#### The exercise:
Your task is to print the material below exactly as presented.

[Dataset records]
▽
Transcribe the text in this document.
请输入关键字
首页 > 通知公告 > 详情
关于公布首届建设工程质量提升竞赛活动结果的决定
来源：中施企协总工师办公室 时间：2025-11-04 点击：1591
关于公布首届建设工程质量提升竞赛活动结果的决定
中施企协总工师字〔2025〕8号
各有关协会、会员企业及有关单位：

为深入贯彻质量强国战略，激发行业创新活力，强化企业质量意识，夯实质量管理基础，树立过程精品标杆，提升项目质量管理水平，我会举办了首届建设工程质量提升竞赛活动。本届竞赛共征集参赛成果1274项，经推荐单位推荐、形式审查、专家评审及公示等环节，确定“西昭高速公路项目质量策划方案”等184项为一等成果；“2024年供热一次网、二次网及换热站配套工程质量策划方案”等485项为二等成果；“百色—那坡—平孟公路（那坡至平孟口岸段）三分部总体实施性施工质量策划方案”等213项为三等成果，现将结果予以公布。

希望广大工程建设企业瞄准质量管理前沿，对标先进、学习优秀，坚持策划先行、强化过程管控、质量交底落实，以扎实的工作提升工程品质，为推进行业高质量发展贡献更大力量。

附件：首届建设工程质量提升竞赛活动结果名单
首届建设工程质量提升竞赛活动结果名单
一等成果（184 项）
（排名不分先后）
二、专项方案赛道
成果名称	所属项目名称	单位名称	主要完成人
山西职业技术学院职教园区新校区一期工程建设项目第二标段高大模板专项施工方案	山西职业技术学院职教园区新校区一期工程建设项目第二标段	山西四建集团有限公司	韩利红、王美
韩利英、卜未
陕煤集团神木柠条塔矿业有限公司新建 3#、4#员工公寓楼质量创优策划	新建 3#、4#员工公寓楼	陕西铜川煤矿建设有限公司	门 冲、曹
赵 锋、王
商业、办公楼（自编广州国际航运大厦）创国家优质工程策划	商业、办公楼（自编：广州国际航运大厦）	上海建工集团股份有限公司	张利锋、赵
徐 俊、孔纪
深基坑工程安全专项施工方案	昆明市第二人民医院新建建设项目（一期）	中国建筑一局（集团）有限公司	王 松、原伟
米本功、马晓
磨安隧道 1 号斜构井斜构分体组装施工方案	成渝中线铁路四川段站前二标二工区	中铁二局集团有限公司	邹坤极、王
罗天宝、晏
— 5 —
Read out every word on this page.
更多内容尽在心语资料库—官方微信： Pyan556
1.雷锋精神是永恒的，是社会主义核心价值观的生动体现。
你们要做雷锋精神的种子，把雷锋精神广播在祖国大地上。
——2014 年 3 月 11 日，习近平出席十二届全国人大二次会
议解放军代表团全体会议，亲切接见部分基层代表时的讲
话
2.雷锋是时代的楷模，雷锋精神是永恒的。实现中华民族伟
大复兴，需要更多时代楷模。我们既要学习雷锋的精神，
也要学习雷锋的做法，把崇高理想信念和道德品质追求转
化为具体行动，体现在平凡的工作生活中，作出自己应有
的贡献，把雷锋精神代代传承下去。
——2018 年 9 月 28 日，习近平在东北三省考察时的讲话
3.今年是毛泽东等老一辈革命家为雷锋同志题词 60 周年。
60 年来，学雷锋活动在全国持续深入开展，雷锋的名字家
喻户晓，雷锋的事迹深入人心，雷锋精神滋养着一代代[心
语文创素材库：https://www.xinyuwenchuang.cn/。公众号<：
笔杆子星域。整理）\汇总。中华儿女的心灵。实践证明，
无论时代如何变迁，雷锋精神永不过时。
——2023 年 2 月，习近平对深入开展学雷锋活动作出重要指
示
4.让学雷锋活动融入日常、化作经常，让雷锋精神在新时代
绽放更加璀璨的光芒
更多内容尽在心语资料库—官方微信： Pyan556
△
#### Answer to the task:
Transcribe the text in this document.
请输入关键字
首页 > 通知公告 > 详情
关于公布首届建设工程质量提升竞赛活动结果的决定
来源：中施企协总工师办公室 时间：2025-11-04 点击：1591
关于公布首届建设工程质量提升竞赛活动结果的决定
中施企协总工师字〔2025〕8号
各有关协会、会员企业及有关单位：

为深入贯彻质量强国战略，激发行业创新活力，强化企业质量意识，夯实质量管理基础，树立过程精品标杆，提升项目质量管理水平，我会举办了首届建设工程质量提升竞赛活动。本届竞赛共征集参赛成果1274项，经推荐单位推荐、形式审查、专家评审及公示等环节，确定“西昭高速公路项目质量策划方案”等184项为一等成果；“2024年供热一次网、二次网及换热站配套工程质量策划方案”等485项为二等成果；“百色—那坡—平孟公路（那坡至平孟口岸段）三分部总体实施性施工质量策划方案”等213项为三等成果，现将结果予以公布。

希望广大工程建设企业瞄准质量管理前沿，对标先进、学习优秀，坚持策划先行、强化过程管控、质量交底落实，以扎实的工作提升工程品质，为推进行业高质量发展贡献更大力量。

附件：首届建设工程质量提升竞赛活动结果名单
首届建设工程质量提升竞赛活动结果名单
一等成果（184 项）
（排名不分先后）
二、专项方案赛道
成果名称	所属项目名称	单位名称	主要完成人
山西职业技术学院职教园区新校区一期工程建设项目第二标段高大模板专项施工方案	山西职业技术学院职教园区新校区一期工程建设项目第二标段	山西四建集团有限公司	韩利红、王美
韩利英、卜未
陕煤集团神木柠条塔矿业有限公司新建 3#、4#员工公寓楼质量创优策划	新建 3#、4#员工公寓楼	陕西铜川煤矿建设有限公司	门 冲、曹
赵 锋、王
商业、办公楼（自编广州国际航运大厦）创国家优质工程策划	商业、办公楼（自编：广州国际航运大厦）	上海建工集团股份有限公司	张利锋、赵
徐 俊、孔纪
深基坑工程安全专项施工方案	昆明市第二人民医院新建建设项目（一期）	中国建筑一局（集团）有限公司	王 松、原伟
米本功、马晓
磨安隧道 1 号斜构井斜构分体组装施工方案	成渝中线铁路四川段站前二标二工区	中铁二局集团有限公司	邹坤极、王
罗天宝、晏
— 5 —
Read out every word on this page.
更多内容尽在心语资料库—官方微信： Pyan556
1.雷锋精神是永恒的，是社会主义核心价值观的生动体现。
你们要做雷锋精神的种子，把雷锋精神广播在祖国大地上。
——2014 年 3 月 11 日，习近平出席十二届全国人大二次会
议解放军代表团全体会议，亲切接见部分基层代表时的讲
话
2.雷锋是时代的楷模，雷锋精神是永恒的。实现中华民族伟
大复兴，需要更多时代楷模。我们既要学习雷锋的精神，
也要学习雷锋的做法，把崇高理想信念和道德品质追求转
化为具体行动，体现在平凡的工作生活中，作出自己应有
的贡献，把雷锋精神代代传承下去。
——2018 年 9 月 28 日，习近平在东北三省考察时的讲话
3.今年是毛泽东等老一辈革命家为雷锋同志题词 60 周年。
60 年来，学雷锋活动在全国持续深入开展，雷锋的名字家
喻户晓，雷锋的事迹深入人心，雷锋精神滋养着一代代[心
语文创素材库：https://www.xinyuwenchuang.cn/。公众号<：
笔杆子星域。整理）\汇总。中华儿女的心灵。实践证明，
无论时代如何变迁，雷锋精神永不过时。
——2023 年 2 月，习近平对深入开展学雷锋活动作出重要指
示
4.让学雷锋活动融入日常、化作经常，让雷锋精神在新时代
绽放更加璀璨的光芒
更多内容尽在心语资料库—官方微信： Pyan556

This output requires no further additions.